EXERCISE: Extract the listing in its entirety, keeping each line identical to the original.

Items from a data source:
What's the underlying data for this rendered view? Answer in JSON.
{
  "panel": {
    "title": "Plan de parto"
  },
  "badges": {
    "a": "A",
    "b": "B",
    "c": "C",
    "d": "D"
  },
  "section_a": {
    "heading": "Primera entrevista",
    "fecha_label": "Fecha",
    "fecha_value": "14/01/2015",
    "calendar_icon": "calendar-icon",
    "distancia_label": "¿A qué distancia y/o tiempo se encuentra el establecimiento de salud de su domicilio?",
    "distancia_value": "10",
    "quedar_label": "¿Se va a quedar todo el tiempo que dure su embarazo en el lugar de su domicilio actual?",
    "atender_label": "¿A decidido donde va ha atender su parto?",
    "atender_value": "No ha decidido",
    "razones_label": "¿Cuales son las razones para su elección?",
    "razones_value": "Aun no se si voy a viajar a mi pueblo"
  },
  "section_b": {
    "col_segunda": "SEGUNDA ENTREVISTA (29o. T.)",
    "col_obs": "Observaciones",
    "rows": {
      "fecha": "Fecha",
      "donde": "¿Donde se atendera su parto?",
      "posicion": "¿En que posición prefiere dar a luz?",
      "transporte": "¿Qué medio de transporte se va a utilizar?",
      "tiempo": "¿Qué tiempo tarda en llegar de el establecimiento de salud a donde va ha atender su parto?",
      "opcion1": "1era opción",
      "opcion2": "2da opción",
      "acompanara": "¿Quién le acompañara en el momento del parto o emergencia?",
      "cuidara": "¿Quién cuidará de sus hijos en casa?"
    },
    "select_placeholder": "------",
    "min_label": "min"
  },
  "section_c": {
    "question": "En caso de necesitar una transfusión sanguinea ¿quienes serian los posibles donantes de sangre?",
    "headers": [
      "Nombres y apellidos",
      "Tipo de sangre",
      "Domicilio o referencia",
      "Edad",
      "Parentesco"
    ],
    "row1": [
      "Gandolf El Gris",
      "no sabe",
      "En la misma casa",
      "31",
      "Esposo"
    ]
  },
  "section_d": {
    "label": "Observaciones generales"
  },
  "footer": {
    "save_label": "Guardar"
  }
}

THE OUTPUT:
What's the underlying data for this rendered view? Answer in JSON.
{
  "panel": {
    "title": "Plan de parto"
  },
  "badges": {
    "a": "A",
    "b": "B",
    "c": "C",
    "d": "D"
  },
  "section_a": {
    "heading": "Primera entrevista",
    "fecha_label": "Fecha",
    "fecha_value": "14/01/2015",
    "calendar_icon": "calendar-icon",
    "distancia_label": "¿A qué distancia y/o tiempo se encuentra el establecimiento de salud de su domicilio?",
    "distancia_value": "10",
    "quedar_label": "¿Se va a quedar todo el tiempo que dure su embarazo en el lugar de su domicilio actual?",
    "atender_label": "¿A decidido donde va ha atender su parto?",
    "atender_value": "No ha decidido",
    "razones_label": "¿Cuales son las razones para su elección?",
    "razones_value": "Aun no se si voy a viajar a mi pueblo"
  },
  "section_b": {
    "col_segunda": "SEGUNDA ENTREVISTA (29o. T.)",
    "col_obs": "Observaciones",
    "rows": {
      "fecha": "Fecha",
      "donde": "¿Donde se atendera su parto?",
      "posicion": "¿En que posición prefiere dar a luz?",
      "transporte": "¿Qué medio de transporte se va a utilizar?",
      "tiempo": "¿Qué tiempo tarda en llegar de el establecimiento de salud a donde va ha atender su parto?",
      "opcion1": "1era opción",
      "opcion2": "2da opción",
      "acompanara": "¿Quién le acompañara en el momento del parto o emergencia?",
      "cuidara": "¿Quién cuidará de sus hijos en casa?"
    },
    "select_placeholder": "------",
    "min_label": "min"
  },
  "section_c": {
    "question": "En caso de necesitar una transfusión sanguinea ¿quienes serian los posibles donantes de sangre?",
    "headers": [
      "Nombres y apellidos",
      "Tipo de sangre",
      "Domicilio o referencia",
      "Edad",
      "Parentesco"
    ],
    "row1": [
      "Gandolf El Gris",
      "no sabe",
      "En la misma casa",
      "31",
      "Esposo"
    ]
  },
  "section_d": {
    "label": "Observaciones generales"
  },
  "footer": {
    "save_label": "Guardar"
  }
}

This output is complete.